:: Data for the task

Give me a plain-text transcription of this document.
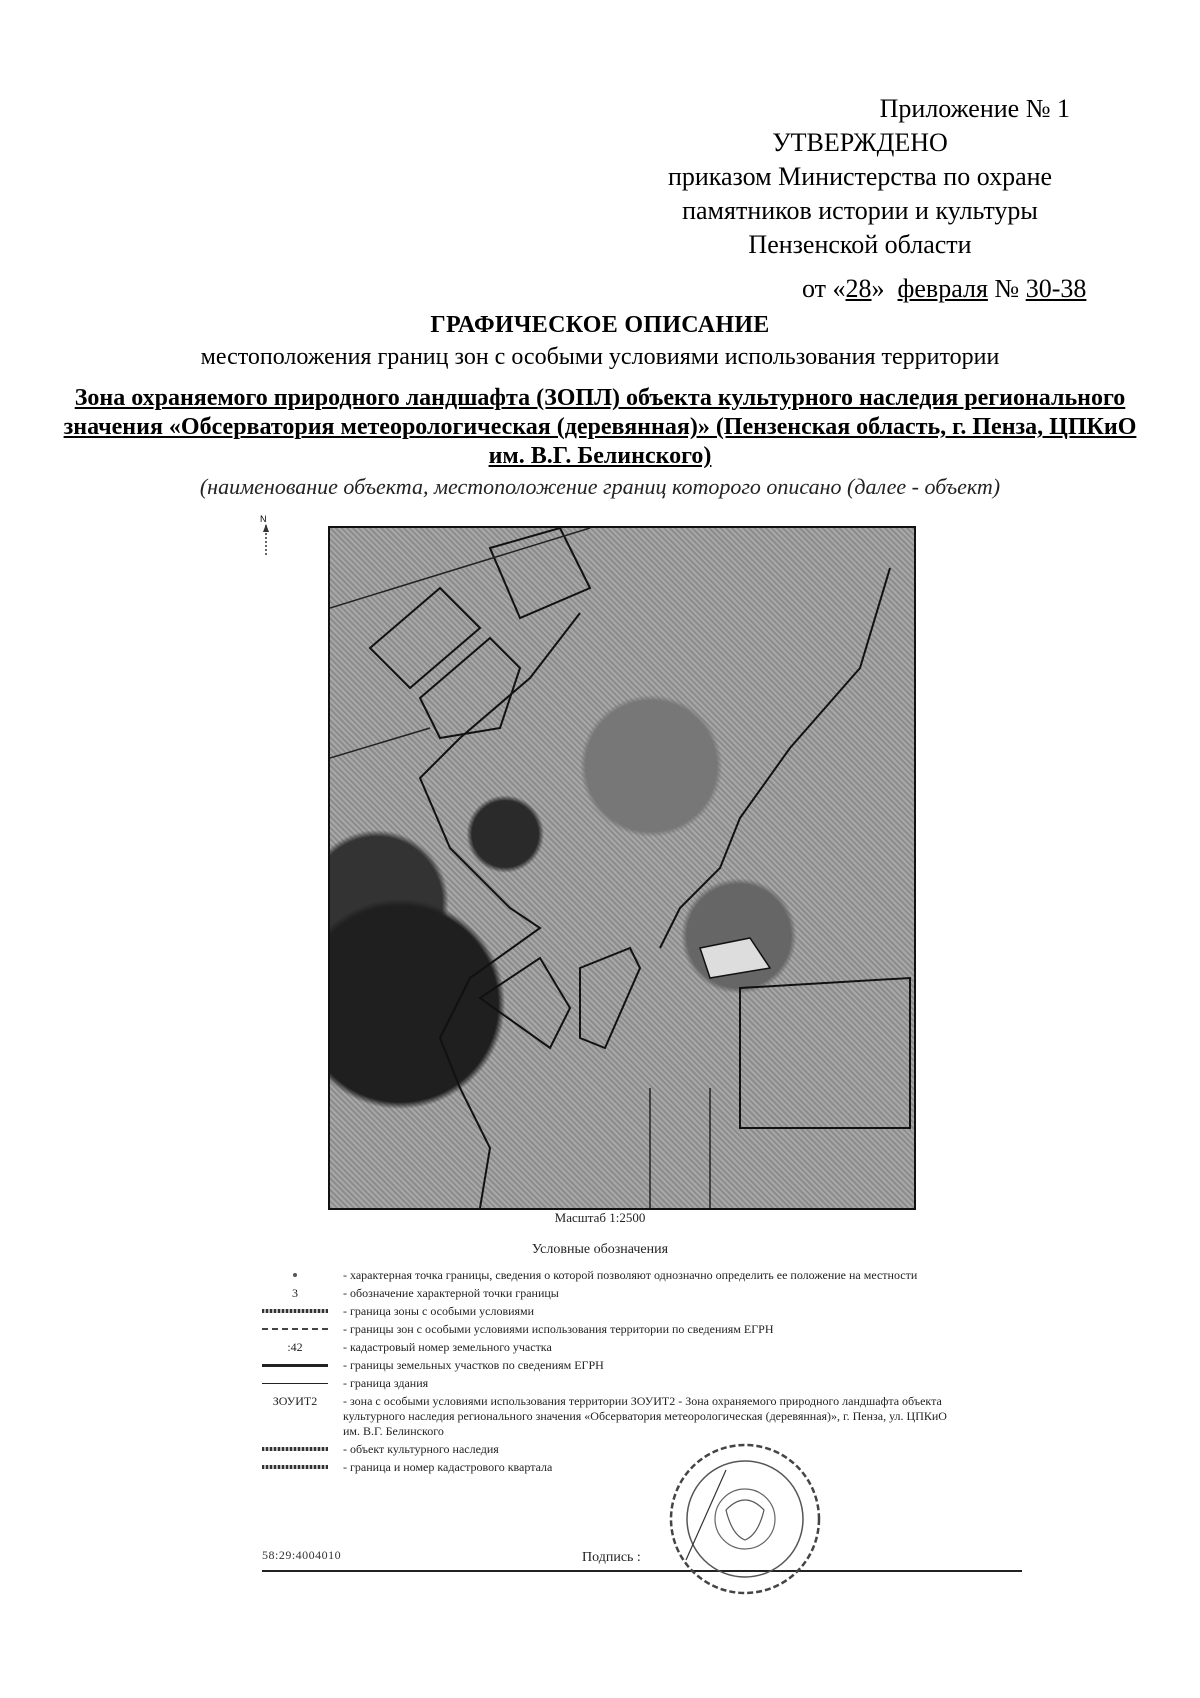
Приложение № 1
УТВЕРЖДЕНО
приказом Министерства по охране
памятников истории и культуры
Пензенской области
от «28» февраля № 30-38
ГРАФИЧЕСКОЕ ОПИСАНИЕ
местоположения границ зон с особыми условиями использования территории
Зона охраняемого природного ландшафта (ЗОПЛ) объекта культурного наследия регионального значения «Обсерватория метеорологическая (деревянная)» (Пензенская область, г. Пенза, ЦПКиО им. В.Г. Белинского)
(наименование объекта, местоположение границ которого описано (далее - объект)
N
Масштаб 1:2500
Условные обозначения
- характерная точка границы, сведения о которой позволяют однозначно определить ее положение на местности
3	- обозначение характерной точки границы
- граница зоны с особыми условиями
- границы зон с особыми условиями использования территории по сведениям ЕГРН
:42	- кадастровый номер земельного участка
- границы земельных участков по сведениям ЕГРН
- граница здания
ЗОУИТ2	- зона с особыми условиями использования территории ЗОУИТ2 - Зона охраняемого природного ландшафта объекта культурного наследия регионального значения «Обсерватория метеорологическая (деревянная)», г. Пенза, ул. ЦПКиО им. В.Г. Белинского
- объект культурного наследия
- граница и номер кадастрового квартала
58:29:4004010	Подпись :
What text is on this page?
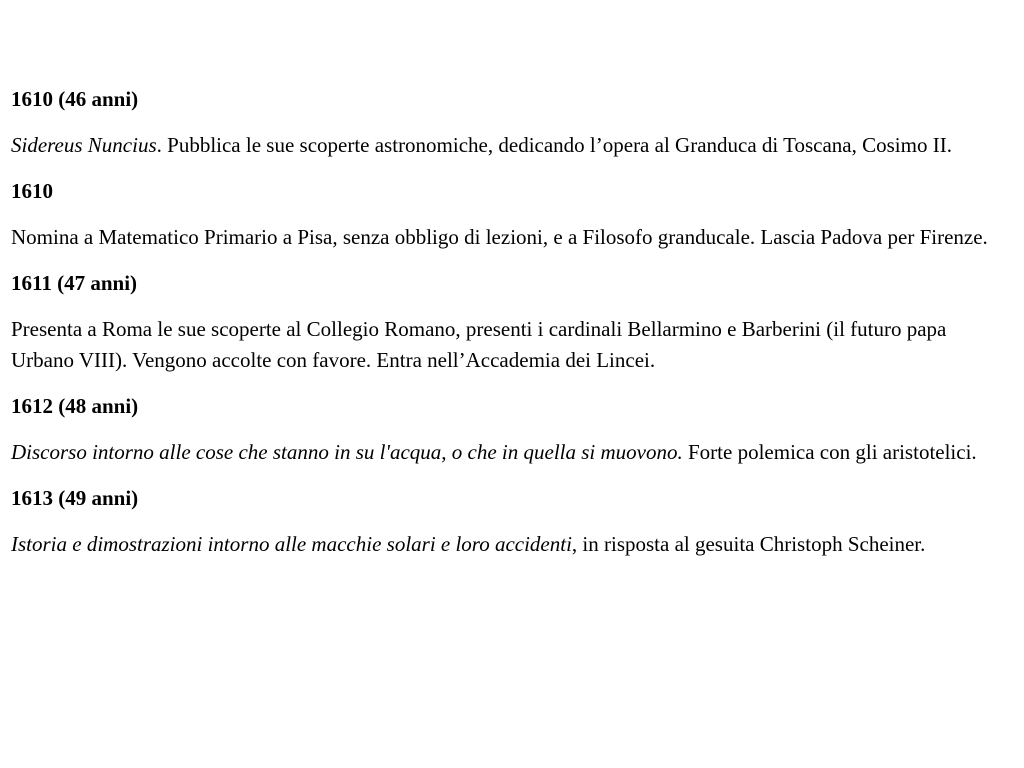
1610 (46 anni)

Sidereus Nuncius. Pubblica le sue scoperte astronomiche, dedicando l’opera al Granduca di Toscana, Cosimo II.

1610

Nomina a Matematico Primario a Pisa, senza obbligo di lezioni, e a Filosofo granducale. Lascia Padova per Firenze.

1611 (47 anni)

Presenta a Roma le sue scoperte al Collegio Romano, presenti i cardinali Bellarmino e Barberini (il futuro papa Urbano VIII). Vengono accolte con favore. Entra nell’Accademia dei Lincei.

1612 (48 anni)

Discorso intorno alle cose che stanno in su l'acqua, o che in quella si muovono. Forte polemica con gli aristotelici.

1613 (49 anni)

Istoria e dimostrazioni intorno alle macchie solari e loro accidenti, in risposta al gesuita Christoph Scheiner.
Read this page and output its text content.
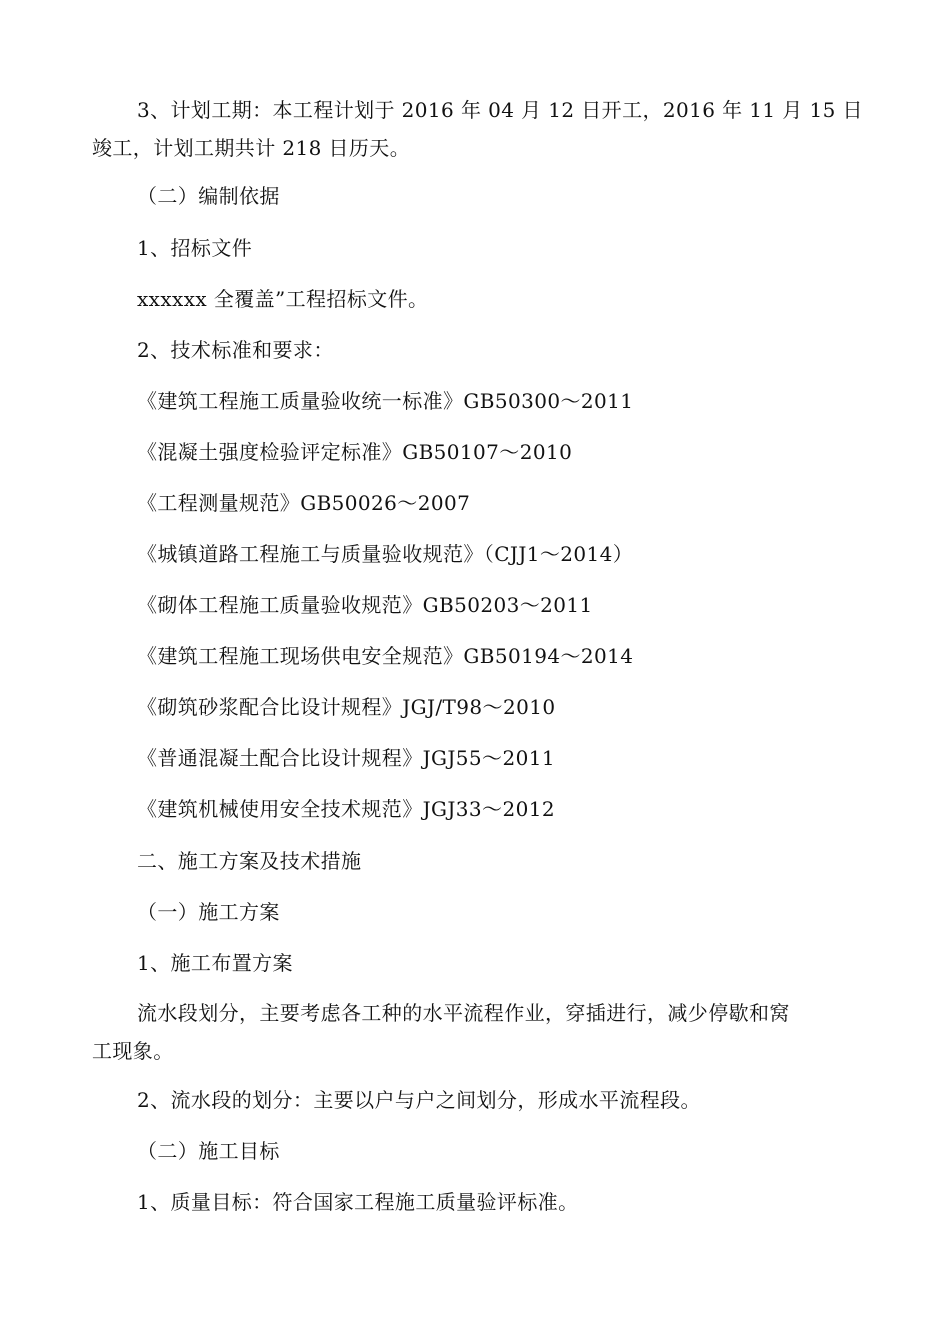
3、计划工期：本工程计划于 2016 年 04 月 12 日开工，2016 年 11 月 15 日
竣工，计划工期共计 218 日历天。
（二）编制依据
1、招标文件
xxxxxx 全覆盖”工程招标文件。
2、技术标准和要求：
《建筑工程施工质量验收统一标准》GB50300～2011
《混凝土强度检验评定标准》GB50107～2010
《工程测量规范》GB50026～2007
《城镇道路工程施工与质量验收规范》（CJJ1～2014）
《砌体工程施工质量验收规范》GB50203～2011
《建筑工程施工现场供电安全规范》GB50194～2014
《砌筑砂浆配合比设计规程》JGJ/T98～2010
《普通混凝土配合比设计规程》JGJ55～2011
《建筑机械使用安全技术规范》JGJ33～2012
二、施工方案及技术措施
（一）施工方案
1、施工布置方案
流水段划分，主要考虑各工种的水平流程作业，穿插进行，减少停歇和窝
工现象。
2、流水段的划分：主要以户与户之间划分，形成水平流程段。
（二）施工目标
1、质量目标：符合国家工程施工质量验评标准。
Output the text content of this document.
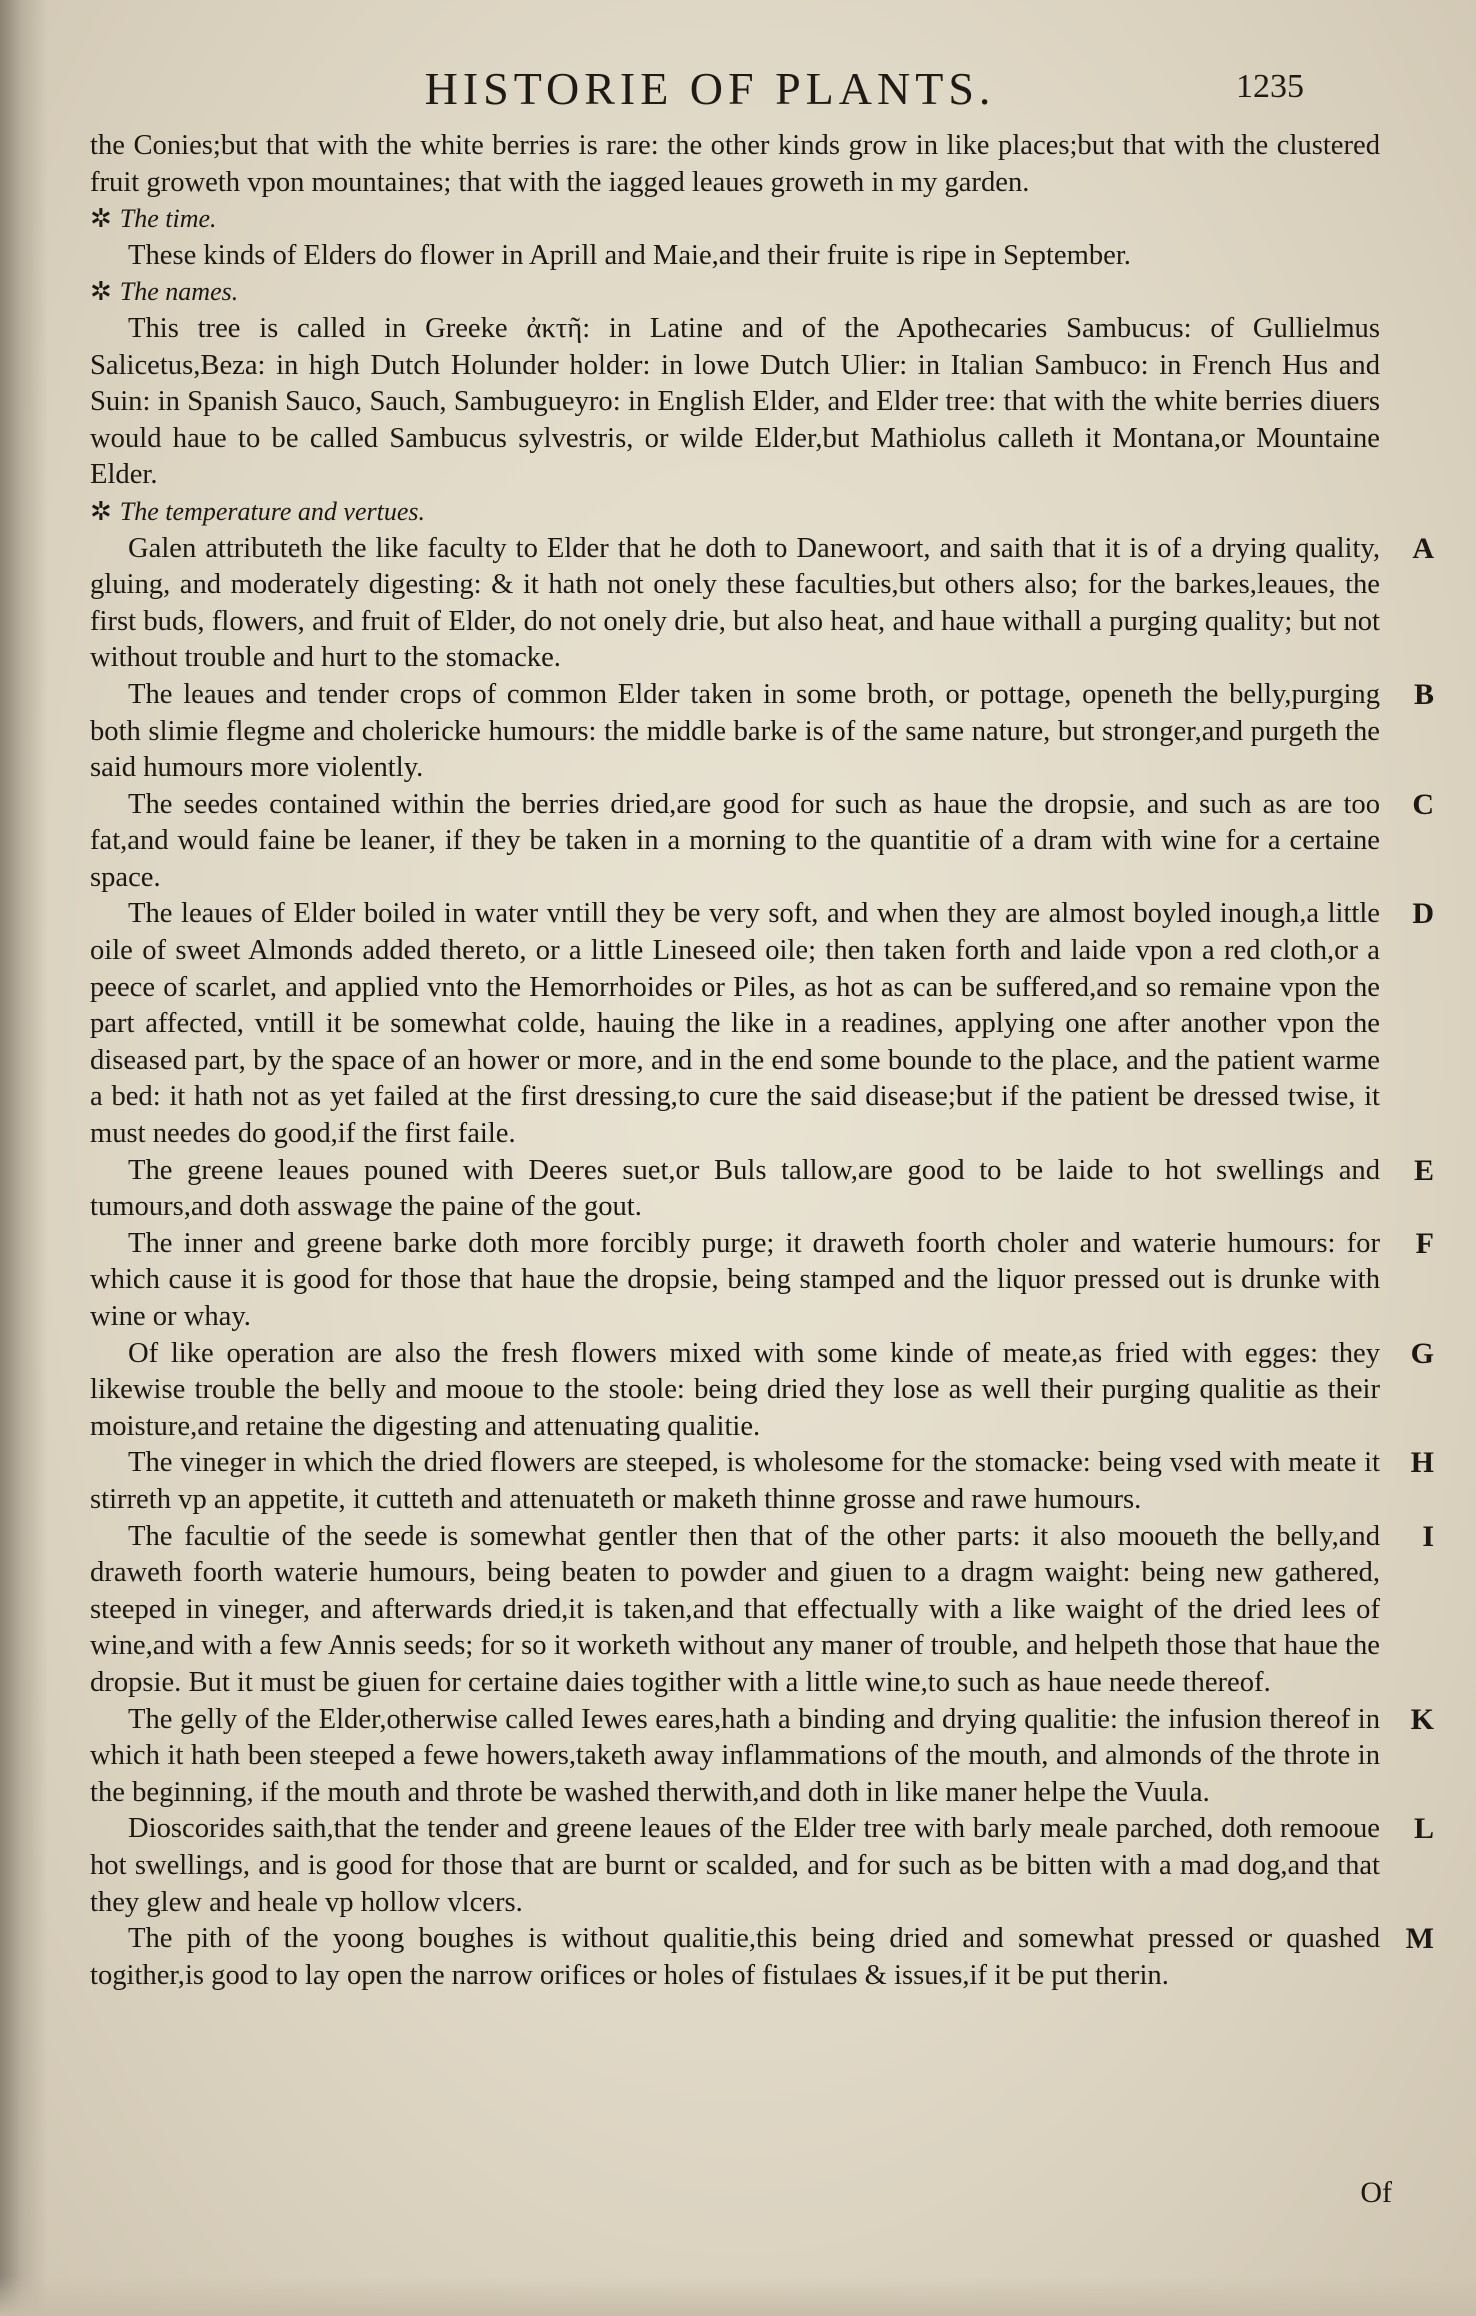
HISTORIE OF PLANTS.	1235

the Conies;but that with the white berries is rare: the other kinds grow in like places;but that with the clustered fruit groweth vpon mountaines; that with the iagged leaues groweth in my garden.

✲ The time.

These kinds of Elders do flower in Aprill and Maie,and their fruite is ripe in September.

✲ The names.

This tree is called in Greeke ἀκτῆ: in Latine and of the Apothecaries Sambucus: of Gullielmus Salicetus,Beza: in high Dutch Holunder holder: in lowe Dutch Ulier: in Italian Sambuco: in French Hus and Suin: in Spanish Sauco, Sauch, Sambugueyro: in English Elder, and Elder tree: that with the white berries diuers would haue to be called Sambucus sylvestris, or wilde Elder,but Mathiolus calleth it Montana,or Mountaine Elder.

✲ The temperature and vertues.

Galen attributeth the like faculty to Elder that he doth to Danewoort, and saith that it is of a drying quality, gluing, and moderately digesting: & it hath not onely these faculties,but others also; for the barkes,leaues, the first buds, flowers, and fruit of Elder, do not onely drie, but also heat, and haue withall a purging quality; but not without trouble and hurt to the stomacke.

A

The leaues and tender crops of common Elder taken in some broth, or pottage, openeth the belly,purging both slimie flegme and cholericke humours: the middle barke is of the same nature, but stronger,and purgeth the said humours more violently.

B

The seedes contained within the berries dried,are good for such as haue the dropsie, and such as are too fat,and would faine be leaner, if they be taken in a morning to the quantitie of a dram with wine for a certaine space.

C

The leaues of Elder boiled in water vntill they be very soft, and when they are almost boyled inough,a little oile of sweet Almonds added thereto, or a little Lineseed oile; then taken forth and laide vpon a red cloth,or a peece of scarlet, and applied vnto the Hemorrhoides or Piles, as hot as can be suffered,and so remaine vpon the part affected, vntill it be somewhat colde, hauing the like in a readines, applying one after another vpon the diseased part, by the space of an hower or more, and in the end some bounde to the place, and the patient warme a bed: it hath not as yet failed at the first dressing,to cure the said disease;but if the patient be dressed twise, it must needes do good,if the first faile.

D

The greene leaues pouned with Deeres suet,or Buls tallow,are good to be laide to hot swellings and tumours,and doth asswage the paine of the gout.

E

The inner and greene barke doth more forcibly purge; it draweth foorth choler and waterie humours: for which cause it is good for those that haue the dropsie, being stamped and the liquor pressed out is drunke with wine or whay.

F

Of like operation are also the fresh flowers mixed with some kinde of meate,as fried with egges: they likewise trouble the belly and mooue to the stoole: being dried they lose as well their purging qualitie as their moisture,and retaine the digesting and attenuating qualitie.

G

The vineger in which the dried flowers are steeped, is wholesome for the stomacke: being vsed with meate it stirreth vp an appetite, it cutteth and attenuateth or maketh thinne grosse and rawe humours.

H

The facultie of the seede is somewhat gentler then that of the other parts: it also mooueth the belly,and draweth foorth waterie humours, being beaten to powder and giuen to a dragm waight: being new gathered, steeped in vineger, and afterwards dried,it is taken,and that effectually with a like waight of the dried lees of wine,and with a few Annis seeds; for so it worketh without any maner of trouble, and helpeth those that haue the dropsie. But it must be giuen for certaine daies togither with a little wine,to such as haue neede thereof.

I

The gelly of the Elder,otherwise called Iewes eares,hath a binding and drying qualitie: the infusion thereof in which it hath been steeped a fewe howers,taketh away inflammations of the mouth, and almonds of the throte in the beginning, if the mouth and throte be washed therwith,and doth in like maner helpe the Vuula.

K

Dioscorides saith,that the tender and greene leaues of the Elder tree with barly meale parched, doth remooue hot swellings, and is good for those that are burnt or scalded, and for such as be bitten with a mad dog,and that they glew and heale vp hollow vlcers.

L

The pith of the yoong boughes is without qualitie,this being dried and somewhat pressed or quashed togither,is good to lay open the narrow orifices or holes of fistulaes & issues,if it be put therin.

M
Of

::::

**Task instructions**
Return each line where "white" shows up.

**In response**
the Conies;but that with the white berries is rare: the other kinds grow in like places;but that with the clustered fruit groweth vpon mountaines; that with the iagged leaues groweth in my garden.
This tree is called in Greeke ἀκτῆ: in Latine and of the Apothecaries Sambucus: of Gullielmus Salicetus,Beza: in high Dutch Holunder holder: in lowe Dutch Ulier: in Italian Sambuco: in French Hus and Suin: in Spanish Sauco, Sauch, Sambugueyro: in English Elder, and Elder tree: that with the white berries diuers would haue to be called Sambucus sylvestris, or wilde Elder,but Mathiolus calleth it Montana,or Mountaine Elder.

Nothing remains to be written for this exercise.